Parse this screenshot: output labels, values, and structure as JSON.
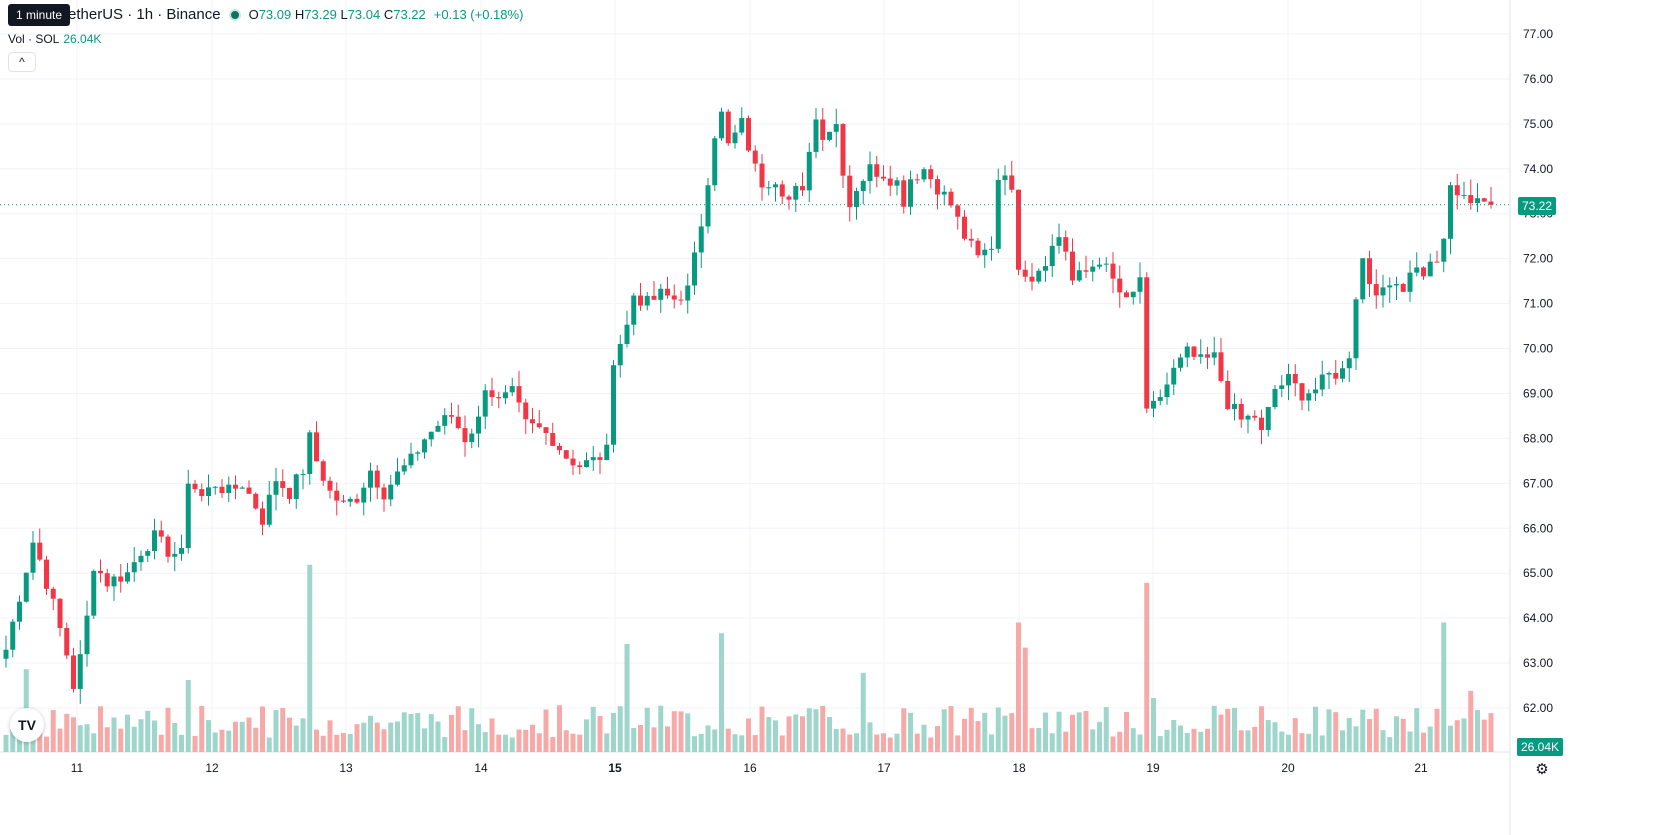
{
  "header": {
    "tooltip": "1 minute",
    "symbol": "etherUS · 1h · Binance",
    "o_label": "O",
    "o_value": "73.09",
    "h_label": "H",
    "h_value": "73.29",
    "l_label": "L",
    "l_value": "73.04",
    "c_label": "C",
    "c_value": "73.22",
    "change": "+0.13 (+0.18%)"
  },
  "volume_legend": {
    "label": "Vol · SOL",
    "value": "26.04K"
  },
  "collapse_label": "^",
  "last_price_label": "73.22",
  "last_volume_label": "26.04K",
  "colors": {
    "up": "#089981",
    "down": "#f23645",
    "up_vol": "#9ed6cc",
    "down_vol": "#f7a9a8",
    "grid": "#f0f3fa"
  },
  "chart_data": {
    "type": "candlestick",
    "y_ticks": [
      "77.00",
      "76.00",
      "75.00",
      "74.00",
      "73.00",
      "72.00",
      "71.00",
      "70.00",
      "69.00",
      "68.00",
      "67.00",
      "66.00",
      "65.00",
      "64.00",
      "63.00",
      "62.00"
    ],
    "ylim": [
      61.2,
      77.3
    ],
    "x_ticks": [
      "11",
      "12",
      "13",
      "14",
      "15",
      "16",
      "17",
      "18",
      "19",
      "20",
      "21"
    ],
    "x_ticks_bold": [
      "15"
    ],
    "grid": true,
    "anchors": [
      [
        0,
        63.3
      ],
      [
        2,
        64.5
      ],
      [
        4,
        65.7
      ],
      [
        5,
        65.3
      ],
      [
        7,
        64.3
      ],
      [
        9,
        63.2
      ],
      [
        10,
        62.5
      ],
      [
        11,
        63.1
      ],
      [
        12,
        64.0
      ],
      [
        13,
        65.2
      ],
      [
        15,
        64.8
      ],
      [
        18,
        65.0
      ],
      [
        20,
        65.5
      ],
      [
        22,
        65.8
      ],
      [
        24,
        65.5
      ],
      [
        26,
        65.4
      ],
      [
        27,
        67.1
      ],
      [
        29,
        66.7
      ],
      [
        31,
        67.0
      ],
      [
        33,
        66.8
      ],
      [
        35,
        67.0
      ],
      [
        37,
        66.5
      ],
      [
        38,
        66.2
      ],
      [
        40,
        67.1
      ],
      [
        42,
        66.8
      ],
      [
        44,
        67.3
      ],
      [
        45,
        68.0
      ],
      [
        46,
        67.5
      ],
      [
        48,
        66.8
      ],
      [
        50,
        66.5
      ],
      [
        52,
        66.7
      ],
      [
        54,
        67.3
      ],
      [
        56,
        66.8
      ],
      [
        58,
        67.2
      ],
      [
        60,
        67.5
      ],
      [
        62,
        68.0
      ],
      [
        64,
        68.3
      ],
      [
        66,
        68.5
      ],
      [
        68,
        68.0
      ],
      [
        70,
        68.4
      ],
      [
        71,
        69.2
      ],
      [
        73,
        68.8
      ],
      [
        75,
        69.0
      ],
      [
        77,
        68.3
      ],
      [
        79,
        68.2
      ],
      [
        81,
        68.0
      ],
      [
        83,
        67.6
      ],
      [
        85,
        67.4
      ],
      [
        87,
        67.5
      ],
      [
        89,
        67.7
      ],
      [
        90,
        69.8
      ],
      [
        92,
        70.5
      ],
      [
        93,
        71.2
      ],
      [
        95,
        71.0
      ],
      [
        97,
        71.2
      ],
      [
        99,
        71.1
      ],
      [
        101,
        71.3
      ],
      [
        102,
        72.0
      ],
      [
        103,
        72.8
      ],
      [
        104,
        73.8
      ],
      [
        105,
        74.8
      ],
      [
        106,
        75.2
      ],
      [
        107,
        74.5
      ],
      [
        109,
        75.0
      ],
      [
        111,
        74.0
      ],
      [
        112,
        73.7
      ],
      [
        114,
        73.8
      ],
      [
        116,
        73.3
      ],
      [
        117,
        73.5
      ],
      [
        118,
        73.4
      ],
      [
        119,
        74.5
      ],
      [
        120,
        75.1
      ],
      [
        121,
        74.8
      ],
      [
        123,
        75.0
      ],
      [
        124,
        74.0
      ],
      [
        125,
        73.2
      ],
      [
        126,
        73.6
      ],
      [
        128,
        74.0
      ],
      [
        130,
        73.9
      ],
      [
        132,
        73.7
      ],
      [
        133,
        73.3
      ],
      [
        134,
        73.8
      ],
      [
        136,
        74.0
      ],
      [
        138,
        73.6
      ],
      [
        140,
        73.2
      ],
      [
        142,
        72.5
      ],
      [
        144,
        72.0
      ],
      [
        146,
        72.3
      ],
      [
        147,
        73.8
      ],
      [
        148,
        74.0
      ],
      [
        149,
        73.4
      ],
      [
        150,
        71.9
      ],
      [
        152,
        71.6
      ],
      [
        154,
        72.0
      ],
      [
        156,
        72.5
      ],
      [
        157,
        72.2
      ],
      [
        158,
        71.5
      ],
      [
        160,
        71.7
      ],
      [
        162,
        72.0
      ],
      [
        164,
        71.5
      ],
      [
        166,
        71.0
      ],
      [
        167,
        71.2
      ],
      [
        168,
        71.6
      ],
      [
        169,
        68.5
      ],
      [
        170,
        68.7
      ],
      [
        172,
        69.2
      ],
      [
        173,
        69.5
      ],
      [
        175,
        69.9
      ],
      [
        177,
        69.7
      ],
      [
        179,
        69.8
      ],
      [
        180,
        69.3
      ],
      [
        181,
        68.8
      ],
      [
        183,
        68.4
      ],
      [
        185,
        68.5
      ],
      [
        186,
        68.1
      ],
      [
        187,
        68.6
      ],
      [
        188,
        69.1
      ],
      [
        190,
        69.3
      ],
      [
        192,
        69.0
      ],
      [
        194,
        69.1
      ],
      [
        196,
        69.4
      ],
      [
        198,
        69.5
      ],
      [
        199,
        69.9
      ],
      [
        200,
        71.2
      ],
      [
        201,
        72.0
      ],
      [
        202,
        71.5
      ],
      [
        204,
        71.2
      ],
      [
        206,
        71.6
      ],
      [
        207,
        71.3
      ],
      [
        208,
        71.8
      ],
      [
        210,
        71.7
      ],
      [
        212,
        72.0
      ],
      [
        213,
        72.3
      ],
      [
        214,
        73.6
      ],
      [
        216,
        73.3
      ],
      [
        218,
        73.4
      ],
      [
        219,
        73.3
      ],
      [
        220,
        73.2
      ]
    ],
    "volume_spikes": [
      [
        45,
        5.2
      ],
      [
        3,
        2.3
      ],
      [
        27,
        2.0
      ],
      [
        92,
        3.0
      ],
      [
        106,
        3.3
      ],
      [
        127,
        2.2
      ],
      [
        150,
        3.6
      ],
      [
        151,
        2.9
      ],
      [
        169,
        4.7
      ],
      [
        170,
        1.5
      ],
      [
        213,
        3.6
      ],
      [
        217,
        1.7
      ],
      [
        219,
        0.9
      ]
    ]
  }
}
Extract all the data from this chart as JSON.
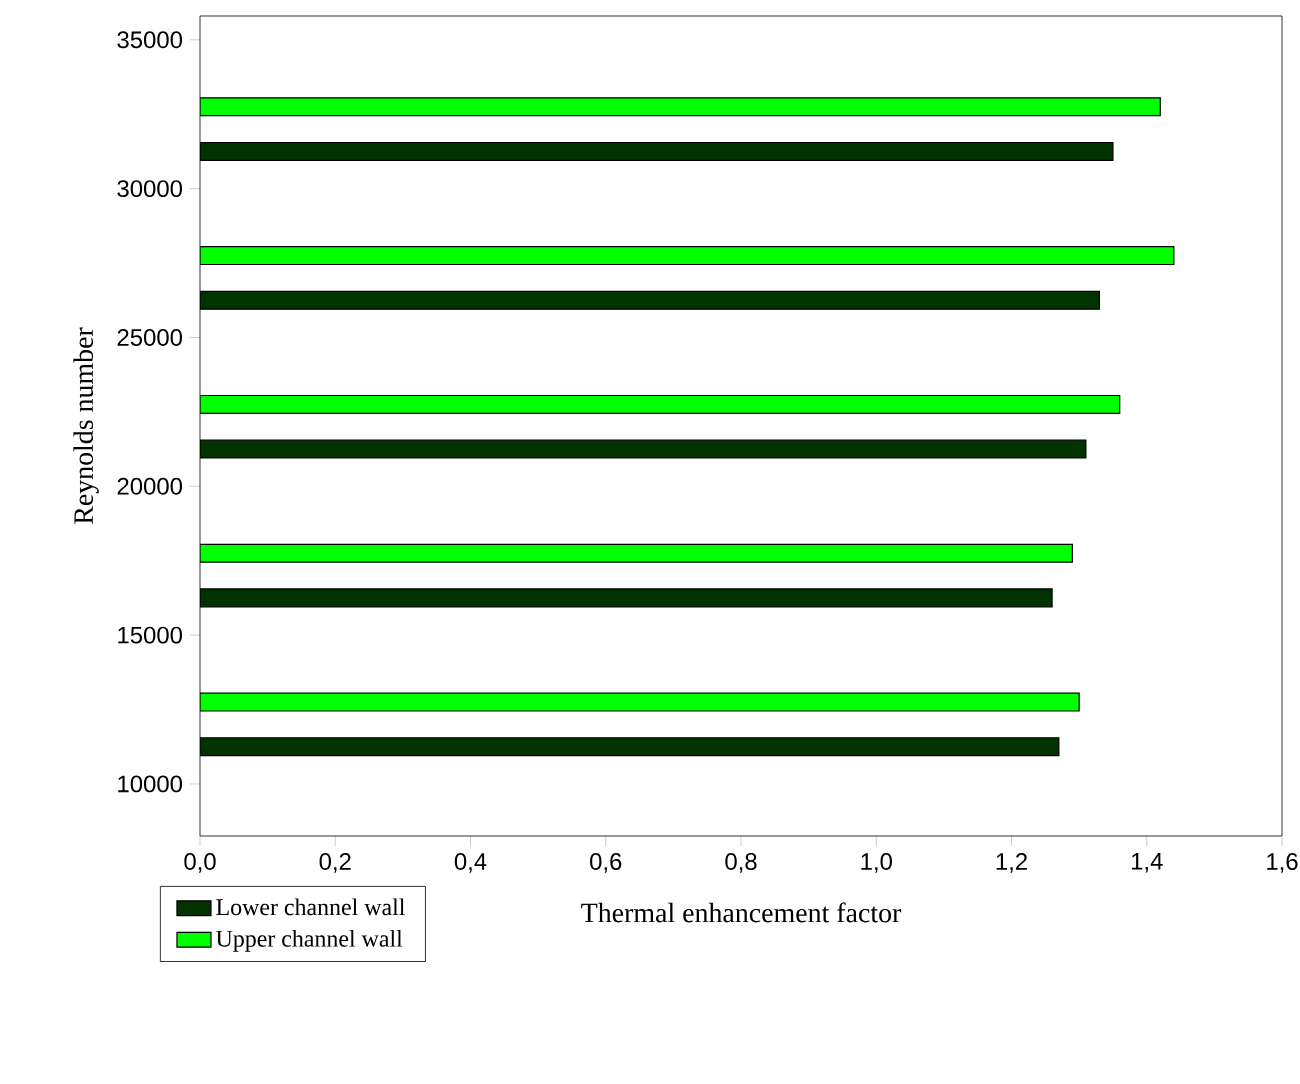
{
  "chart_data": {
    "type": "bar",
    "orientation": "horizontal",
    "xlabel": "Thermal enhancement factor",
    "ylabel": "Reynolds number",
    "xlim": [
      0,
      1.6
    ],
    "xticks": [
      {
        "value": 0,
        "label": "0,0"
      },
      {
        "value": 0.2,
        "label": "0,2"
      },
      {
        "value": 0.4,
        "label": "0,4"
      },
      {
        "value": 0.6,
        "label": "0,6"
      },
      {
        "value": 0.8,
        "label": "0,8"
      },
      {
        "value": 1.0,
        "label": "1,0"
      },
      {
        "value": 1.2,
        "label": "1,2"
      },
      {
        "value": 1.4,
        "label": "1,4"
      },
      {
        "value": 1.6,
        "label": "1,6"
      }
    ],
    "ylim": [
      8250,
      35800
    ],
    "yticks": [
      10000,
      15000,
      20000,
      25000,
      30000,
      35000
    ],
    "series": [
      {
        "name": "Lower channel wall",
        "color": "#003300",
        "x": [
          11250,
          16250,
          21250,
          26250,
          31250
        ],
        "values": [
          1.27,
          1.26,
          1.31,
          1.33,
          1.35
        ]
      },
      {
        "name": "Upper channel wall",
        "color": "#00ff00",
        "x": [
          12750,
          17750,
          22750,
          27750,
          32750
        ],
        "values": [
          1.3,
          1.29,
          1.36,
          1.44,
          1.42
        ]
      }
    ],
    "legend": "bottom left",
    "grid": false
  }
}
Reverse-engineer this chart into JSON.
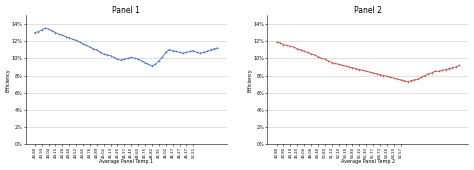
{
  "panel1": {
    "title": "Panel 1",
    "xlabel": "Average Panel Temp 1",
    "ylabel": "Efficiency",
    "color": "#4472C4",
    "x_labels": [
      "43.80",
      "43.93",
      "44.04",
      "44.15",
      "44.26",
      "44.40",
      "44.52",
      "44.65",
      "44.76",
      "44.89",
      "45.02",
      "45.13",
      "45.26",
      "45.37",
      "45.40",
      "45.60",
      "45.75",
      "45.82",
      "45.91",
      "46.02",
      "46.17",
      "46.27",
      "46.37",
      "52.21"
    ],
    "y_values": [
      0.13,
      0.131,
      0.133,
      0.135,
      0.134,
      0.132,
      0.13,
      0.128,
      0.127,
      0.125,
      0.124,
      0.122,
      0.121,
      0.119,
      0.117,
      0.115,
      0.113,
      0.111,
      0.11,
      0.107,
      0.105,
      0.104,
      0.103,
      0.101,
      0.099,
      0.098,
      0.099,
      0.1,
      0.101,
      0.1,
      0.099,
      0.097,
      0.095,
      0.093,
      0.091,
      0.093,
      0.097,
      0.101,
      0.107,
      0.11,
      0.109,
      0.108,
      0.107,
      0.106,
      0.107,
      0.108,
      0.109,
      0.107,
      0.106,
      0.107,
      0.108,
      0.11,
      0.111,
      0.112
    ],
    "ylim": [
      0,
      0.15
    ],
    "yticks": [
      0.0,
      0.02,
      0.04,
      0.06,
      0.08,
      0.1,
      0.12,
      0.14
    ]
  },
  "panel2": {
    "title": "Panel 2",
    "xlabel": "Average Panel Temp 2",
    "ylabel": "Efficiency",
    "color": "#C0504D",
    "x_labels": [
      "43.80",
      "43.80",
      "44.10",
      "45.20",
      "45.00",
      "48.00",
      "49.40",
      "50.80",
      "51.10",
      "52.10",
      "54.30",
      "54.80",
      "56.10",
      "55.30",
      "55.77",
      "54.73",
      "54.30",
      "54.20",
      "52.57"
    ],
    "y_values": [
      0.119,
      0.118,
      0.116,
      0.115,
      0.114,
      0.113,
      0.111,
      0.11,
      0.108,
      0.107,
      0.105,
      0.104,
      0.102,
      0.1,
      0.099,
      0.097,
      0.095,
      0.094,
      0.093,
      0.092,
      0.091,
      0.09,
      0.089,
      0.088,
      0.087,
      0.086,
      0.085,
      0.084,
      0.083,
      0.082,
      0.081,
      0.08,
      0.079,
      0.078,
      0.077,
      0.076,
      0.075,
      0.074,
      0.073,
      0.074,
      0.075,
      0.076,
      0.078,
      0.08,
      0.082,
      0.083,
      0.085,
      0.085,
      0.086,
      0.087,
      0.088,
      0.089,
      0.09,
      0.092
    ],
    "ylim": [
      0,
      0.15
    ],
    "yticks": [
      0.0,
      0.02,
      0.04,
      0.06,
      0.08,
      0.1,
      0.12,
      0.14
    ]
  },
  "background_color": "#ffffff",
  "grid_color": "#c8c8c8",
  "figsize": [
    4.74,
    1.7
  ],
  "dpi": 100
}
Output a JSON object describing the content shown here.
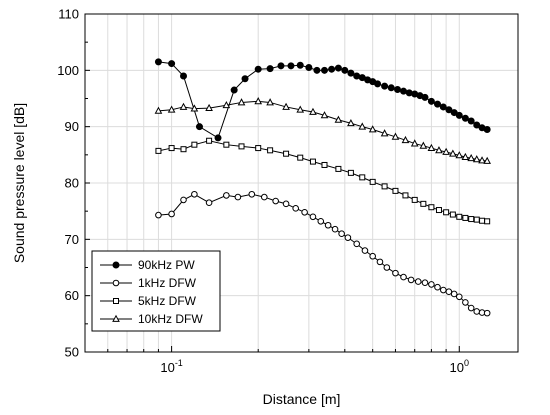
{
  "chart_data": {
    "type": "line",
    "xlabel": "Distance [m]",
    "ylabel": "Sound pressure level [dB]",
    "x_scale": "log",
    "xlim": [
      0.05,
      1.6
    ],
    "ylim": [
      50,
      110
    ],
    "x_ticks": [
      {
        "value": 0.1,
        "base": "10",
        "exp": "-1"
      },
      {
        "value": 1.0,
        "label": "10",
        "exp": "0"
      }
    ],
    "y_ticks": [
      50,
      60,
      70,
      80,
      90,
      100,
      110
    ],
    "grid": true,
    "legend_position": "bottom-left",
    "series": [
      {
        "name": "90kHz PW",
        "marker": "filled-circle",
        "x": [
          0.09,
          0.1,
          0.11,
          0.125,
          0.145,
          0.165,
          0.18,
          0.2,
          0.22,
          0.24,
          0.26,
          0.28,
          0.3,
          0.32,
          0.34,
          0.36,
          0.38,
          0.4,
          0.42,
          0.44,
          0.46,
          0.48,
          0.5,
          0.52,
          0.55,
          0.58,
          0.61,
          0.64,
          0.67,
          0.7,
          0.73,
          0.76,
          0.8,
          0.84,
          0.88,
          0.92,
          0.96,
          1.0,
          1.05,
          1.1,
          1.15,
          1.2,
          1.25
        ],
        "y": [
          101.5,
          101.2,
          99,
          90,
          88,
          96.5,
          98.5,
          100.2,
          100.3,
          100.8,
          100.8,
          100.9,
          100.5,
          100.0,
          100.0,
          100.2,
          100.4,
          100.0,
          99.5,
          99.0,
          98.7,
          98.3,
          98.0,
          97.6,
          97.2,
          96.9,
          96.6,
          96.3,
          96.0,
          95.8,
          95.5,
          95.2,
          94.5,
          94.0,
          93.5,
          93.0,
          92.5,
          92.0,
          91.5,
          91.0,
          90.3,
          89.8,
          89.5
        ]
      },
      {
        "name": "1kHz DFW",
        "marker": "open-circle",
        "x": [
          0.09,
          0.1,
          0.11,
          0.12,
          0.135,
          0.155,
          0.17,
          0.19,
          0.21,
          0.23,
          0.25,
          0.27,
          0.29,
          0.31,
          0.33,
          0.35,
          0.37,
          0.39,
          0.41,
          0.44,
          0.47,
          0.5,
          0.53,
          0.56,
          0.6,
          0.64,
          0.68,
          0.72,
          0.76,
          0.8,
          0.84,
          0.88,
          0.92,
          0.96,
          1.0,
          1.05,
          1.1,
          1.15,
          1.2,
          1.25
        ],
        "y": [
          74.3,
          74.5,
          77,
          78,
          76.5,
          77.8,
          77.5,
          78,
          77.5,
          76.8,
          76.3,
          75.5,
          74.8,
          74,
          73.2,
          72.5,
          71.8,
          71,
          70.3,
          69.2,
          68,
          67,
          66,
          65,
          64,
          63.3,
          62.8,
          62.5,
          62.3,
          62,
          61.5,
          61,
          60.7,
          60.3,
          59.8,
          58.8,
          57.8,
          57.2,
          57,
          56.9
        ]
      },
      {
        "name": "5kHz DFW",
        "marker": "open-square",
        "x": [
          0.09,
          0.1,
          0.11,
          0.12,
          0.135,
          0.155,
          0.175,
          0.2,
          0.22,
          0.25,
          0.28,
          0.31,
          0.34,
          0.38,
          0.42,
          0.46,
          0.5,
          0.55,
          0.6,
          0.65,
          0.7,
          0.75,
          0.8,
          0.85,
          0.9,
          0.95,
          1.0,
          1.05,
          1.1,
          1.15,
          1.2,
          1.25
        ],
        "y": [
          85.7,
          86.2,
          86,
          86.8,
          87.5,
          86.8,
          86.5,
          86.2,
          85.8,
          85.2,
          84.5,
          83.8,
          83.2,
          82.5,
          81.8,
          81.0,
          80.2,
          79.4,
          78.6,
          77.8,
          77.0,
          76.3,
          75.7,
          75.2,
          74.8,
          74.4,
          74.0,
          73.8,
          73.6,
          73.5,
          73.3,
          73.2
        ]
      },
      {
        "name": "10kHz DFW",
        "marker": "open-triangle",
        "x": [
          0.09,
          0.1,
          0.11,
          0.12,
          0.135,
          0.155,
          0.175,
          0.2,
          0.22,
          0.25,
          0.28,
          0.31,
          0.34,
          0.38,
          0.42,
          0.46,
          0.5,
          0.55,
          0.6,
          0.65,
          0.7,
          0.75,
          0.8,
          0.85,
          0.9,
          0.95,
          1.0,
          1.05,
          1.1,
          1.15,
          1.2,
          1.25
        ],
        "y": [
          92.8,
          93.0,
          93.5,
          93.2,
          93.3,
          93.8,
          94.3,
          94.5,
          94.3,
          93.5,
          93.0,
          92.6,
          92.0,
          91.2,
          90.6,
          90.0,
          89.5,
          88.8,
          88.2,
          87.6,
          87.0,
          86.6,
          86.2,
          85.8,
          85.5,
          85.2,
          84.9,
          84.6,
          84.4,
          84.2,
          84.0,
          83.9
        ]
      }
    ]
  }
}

———

Exercise instructions
Check each line of the records for the word "channel", and show the lines that contain it.

Written solution
        "name": "Lower channel wall",
        "name": "Upper channel wall",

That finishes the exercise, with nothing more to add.